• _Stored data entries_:
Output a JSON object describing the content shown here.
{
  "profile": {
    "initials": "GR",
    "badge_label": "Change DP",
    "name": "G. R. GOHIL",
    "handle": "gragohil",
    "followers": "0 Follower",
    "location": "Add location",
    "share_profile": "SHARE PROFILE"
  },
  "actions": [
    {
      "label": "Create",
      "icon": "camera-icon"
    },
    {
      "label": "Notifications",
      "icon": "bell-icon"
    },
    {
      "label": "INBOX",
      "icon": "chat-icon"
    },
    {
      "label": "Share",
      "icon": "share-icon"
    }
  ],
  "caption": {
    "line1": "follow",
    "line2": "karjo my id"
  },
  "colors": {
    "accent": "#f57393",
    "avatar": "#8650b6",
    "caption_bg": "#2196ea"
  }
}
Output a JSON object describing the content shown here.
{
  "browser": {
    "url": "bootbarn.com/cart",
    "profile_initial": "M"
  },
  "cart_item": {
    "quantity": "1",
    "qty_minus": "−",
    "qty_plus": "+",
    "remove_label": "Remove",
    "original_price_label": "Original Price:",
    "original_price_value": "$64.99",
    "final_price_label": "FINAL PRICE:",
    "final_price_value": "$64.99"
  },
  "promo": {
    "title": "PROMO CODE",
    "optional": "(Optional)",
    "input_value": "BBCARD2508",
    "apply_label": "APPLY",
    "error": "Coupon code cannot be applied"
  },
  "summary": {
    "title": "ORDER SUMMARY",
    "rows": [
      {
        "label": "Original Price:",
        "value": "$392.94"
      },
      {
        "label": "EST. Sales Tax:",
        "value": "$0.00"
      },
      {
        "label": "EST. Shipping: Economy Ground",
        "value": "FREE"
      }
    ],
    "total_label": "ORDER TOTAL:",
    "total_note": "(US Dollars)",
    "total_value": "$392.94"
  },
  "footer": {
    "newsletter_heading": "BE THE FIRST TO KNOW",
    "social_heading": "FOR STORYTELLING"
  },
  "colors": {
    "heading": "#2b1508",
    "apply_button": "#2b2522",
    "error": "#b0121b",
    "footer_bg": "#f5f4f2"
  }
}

• _Work instructions_: Every line of the records that includes the word "ORDER" should be gathered.

• _Exercise result_:
    "title": "ORDER SUMMARY",
    "total_label": "ORDER TOTAL:",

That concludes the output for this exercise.